OBJECTIVE
Wherever the string "from" appears, copy the whole line.

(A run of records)
--------------------------------

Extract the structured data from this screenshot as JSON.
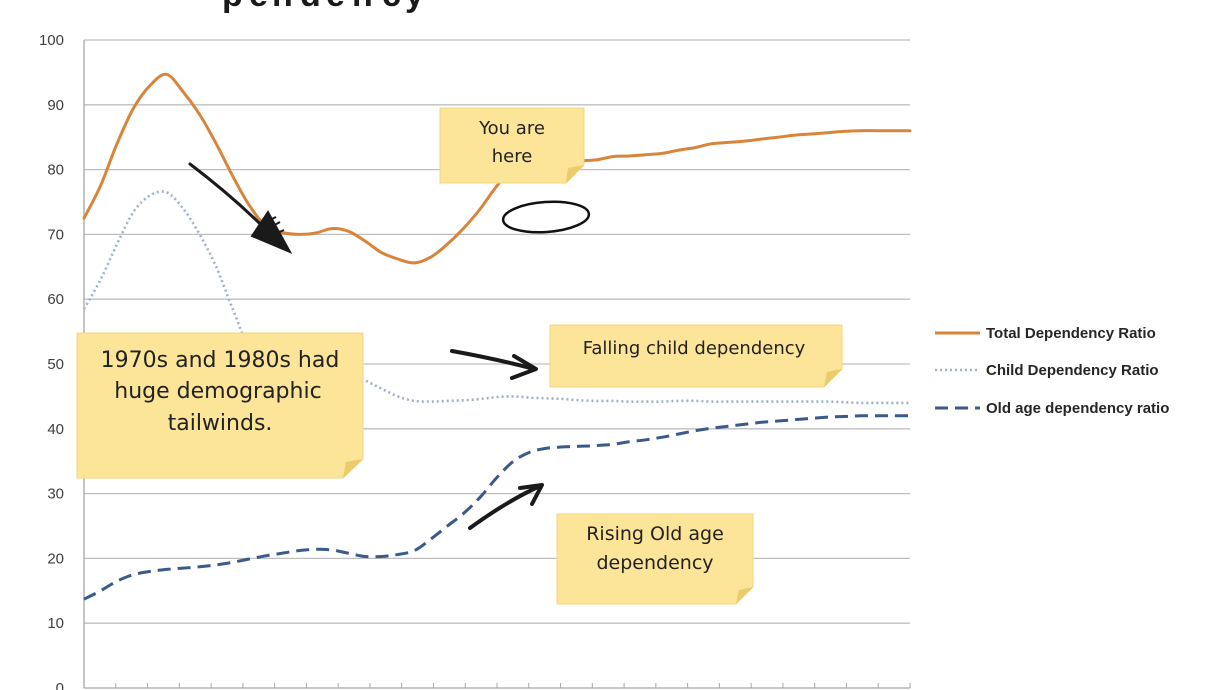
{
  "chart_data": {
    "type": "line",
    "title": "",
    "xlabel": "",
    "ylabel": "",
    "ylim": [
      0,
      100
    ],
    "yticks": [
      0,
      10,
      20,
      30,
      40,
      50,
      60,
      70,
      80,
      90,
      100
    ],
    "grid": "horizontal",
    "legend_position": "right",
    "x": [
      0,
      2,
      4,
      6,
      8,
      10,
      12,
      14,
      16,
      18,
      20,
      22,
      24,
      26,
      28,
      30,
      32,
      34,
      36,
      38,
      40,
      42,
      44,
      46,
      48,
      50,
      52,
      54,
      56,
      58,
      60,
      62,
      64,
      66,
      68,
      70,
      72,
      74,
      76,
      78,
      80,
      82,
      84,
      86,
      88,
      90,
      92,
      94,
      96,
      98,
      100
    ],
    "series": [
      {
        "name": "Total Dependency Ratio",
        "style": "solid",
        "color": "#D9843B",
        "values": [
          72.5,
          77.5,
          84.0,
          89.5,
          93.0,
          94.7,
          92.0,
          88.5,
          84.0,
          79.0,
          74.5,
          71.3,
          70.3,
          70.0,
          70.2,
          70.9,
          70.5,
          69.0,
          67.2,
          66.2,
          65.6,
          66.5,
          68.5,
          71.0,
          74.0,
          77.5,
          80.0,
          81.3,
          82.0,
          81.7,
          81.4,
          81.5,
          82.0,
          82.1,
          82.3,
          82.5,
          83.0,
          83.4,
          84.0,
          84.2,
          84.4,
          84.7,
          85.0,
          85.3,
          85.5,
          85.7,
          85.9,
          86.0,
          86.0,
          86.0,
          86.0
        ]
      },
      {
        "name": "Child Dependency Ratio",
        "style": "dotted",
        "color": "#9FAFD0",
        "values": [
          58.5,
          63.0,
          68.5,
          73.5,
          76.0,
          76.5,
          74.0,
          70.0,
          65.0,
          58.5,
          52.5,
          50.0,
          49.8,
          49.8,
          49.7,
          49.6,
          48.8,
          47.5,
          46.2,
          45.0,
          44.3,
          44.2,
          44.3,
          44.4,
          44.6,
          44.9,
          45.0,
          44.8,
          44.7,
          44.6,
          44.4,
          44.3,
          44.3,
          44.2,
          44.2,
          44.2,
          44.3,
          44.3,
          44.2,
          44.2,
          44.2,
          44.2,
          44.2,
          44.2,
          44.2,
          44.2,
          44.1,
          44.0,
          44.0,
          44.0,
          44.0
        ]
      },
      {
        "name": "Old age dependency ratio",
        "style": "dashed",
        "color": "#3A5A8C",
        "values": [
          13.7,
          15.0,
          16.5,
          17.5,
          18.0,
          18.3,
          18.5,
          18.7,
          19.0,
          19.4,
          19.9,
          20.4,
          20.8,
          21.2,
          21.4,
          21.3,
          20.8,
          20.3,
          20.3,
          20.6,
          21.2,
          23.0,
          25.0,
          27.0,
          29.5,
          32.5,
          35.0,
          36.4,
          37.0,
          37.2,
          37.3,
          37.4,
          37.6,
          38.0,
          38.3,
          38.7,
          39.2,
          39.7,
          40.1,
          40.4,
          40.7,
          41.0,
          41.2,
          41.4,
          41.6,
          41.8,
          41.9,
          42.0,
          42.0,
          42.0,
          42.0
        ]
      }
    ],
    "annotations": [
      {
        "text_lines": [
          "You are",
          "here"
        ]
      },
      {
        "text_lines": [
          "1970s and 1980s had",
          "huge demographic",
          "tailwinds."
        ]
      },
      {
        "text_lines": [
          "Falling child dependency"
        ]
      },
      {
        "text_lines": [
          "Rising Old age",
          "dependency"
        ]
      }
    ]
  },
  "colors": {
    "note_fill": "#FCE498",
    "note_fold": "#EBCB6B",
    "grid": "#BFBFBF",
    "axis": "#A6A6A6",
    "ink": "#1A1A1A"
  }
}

--------------------------------

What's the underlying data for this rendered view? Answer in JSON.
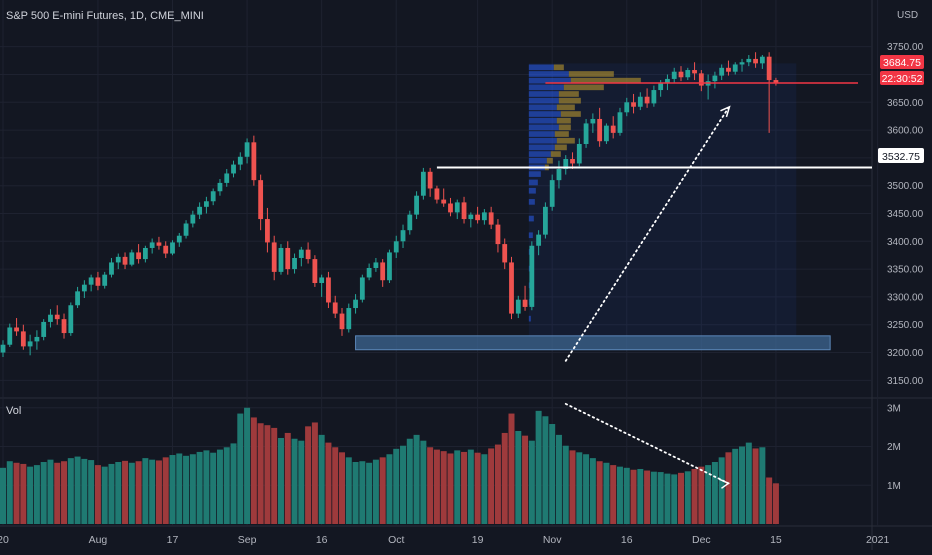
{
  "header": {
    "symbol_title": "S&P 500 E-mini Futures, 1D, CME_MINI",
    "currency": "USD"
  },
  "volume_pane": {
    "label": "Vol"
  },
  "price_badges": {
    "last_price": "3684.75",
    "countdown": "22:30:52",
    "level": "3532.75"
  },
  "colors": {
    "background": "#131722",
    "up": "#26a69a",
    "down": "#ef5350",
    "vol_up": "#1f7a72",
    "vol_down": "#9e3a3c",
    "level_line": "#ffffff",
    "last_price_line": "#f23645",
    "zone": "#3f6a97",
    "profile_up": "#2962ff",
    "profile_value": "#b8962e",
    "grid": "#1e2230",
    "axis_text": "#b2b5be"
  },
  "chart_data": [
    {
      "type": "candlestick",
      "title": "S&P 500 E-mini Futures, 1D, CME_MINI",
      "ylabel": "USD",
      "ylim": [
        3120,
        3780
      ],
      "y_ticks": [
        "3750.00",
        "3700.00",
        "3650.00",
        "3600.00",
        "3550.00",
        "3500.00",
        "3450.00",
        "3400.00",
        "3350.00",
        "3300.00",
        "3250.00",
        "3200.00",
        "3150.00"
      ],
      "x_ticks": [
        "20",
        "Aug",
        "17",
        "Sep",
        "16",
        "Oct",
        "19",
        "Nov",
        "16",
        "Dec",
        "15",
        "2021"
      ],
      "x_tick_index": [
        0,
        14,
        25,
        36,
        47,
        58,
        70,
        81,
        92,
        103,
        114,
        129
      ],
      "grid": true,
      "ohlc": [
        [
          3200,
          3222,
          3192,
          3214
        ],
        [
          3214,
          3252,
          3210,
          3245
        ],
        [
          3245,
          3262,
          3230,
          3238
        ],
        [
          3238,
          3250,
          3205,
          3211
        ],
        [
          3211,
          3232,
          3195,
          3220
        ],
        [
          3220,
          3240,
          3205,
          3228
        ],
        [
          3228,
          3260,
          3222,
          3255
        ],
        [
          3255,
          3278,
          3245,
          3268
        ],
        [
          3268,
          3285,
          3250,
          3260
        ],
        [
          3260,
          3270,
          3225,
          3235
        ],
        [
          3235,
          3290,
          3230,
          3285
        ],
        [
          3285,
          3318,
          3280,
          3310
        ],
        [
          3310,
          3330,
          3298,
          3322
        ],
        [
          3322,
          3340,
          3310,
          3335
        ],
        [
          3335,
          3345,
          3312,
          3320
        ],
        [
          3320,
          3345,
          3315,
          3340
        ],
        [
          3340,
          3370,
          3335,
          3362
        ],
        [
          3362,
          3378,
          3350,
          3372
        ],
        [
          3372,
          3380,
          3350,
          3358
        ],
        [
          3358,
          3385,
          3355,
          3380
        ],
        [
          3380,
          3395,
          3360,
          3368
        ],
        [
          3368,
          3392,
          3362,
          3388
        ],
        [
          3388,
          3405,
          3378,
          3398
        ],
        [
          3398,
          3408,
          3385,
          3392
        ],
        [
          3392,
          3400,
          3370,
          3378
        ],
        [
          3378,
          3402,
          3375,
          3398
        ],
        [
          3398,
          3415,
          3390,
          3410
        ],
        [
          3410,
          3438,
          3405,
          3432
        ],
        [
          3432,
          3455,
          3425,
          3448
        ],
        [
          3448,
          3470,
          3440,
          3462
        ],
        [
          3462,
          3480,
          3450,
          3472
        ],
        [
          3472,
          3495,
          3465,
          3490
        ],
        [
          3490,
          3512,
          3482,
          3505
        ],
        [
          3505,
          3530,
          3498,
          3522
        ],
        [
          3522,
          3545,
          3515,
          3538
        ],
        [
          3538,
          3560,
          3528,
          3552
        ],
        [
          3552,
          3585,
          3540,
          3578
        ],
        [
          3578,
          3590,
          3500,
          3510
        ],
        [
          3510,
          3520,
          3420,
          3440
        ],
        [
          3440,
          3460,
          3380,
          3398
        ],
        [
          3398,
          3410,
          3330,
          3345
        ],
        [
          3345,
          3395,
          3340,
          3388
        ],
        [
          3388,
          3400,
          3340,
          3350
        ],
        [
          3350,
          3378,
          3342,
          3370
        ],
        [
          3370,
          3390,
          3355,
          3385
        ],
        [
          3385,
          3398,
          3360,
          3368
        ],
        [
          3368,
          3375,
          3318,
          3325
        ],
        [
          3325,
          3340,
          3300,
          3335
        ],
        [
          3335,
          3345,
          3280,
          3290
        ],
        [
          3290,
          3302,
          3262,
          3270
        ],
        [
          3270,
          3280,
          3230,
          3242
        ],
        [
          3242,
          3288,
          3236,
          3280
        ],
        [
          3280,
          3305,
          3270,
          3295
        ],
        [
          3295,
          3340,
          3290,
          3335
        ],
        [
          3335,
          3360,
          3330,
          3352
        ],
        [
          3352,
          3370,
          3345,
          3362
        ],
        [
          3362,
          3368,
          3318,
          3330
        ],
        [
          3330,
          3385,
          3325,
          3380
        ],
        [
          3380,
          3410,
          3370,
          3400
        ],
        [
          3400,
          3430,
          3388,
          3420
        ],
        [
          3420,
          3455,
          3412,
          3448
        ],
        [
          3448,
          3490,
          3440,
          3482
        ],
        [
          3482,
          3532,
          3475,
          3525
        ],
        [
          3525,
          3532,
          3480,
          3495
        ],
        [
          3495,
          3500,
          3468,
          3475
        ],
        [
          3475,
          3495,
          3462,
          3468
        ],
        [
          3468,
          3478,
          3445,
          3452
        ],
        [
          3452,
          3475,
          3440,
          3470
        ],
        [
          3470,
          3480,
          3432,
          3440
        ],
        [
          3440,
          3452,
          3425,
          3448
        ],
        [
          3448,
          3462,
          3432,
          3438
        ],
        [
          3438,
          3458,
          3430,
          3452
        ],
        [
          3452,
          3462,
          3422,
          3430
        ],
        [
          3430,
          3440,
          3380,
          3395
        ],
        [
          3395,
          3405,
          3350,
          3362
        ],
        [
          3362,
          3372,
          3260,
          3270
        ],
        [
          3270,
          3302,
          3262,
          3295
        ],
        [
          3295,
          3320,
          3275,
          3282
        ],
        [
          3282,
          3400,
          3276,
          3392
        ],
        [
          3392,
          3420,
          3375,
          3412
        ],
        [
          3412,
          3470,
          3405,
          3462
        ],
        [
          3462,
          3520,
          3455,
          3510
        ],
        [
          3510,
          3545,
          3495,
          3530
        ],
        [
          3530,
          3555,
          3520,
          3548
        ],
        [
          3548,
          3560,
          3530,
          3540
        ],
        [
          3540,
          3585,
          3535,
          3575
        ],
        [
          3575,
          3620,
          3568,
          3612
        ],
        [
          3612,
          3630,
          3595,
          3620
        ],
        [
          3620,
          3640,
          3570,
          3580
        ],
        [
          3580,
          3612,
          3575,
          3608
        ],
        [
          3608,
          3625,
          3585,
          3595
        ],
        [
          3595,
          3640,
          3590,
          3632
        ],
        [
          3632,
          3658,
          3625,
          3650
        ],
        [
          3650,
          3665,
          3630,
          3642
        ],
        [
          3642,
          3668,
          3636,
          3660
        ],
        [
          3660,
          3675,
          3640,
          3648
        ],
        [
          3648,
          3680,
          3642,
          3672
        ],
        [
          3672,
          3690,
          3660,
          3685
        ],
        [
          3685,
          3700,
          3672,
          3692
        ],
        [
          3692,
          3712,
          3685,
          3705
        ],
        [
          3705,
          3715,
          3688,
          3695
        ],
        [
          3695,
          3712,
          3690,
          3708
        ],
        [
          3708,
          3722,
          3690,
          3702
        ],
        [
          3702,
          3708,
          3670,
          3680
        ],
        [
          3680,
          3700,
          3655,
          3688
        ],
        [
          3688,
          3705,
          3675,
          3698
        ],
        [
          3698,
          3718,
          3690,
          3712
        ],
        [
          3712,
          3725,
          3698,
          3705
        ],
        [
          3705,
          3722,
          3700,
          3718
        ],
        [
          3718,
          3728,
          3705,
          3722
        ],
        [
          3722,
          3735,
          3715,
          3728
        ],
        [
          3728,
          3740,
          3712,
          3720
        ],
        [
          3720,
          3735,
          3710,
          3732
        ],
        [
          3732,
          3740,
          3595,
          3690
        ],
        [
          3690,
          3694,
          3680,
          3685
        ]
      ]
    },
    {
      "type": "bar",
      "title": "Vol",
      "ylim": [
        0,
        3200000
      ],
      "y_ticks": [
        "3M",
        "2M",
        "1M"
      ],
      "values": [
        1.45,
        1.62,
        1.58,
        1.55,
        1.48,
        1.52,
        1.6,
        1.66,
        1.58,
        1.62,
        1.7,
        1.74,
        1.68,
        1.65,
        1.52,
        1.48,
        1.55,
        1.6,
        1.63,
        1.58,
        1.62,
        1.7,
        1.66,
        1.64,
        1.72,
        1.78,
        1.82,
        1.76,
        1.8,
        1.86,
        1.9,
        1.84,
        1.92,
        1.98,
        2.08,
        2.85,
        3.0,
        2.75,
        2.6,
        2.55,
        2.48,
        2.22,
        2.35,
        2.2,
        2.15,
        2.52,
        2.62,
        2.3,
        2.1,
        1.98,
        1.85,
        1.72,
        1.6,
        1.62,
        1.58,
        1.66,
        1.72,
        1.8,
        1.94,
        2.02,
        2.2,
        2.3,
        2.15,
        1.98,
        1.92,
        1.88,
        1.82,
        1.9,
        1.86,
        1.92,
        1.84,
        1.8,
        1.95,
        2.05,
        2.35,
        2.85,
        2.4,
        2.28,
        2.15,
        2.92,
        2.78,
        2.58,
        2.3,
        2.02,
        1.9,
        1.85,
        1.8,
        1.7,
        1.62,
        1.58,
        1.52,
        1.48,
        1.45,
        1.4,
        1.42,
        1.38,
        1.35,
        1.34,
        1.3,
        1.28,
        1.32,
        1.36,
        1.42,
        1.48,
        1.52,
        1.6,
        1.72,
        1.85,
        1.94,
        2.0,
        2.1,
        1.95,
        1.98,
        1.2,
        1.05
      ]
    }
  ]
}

--------------------------------

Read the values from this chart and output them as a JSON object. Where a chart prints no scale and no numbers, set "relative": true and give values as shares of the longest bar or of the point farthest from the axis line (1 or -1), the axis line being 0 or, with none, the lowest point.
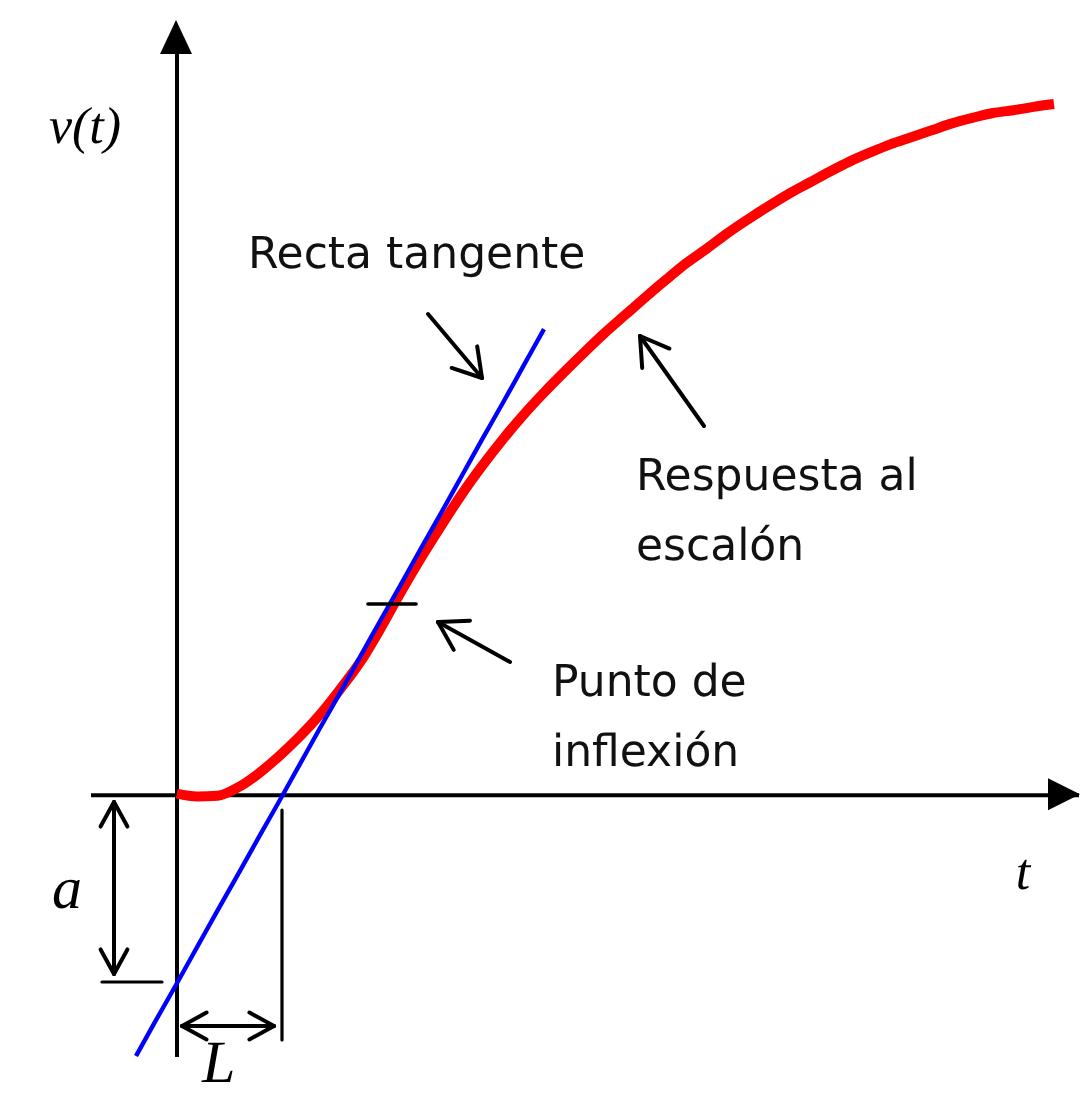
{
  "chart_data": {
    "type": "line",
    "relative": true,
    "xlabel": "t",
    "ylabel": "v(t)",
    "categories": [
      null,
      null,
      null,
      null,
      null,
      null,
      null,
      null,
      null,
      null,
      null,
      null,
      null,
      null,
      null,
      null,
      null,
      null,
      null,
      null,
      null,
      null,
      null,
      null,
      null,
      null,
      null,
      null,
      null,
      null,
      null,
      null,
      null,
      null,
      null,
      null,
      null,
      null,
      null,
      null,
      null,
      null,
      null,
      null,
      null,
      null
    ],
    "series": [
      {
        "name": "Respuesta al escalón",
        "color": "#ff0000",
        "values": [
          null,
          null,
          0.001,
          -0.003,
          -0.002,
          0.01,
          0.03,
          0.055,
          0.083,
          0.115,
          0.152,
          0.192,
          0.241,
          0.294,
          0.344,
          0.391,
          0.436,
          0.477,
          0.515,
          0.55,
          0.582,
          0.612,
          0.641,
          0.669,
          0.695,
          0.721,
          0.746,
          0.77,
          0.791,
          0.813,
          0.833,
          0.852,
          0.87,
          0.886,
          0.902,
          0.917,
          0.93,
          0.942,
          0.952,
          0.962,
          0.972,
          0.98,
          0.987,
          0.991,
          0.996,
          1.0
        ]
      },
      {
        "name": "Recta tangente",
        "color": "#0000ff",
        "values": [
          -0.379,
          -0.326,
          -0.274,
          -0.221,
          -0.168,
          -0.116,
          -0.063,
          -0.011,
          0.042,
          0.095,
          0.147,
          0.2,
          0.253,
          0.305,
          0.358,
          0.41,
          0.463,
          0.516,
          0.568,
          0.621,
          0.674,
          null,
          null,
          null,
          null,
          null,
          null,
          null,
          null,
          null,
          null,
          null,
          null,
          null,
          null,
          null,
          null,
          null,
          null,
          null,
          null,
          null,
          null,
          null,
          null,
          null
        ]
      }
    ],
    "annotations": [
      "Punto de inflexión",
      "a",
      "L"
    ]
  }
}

--------------------------------

FINAL ANSWER
Extract the structured data from this screenshot as JSON.
Read the values from this chart and output them as a JSON object. Where a chart prints no scale and no numbers, set "relative": true and give values as shares of the longest bar or of the point farthest from the axis line (1 or -1), the axis line being 0 or, with none, the lowest point.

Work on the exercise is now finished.